» **Data listing**
-- BEGIN --

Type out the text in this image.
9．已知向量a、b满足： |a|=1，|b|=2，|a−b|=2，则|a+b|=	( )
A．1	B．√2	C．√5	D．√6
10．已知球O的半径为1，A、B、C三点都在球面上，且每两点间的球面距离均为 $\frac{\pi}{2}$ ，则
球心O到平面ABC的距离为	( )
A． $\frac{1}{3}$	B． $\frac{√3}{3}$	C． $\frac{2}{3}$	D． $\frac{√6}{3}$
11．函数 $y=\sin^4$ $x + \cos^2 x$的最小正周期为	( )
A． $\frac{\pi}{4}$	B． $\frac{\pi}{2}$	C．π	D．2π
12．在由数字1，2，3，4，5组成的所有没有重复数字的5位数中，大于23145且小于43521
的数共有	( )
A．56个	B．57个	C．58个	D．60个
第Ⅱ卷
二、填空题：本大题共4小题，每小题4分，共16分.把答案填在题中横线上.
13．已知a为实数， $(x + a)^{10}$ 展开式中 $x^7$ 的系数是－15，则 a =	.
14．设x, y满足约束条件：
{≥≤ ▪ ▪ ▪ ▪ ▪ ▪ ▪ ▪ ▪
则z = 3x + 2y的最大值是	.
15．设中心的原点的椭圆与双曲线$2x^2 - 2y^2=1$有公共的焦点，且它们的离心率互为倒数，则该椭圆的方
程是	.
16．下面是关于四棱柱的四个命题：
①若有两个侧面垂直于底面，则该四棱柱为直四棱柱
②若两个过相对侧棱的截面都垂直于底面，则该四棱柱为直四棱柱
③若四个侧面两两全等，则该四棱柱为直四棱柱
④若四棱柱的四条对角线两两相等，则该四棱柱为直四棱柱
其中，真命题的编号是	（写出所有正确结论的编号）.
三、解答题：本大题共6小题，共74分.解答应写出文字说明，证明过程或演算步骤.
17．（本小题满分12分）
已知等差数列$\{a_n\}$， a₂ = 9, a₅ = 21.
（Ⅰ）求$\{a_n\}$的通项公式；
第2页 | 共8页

-- END --
-- BEGIN --

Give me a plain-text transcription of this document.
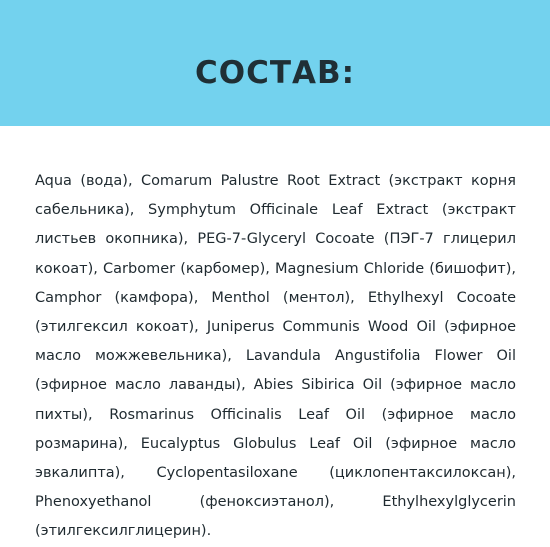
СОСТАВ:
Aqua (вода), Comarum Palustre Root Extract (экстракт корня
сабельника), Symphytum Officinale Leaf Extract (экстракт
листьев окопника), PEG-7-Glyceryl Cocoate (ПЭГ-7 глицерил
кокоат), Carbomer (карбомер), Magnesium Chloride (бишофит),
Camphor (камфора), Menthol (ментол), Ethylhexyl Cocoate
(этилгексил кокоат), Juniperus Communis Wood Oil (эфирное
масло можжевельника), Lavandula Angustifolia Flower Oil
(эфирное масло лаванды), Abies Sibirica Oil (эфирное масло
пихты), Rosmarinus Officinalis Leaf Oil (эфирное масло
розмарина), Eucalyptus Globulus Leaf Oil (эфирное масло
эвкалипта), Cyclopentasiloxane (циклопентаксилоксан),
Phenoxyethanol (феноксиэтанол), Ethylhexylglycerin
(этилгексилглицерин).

-- END --

» **EXERCISE PROMPT**
Among the lines above, how many contain the string "Extract"? State the number alone.

» **SOLUTION FOR THIS PROBLEM**
2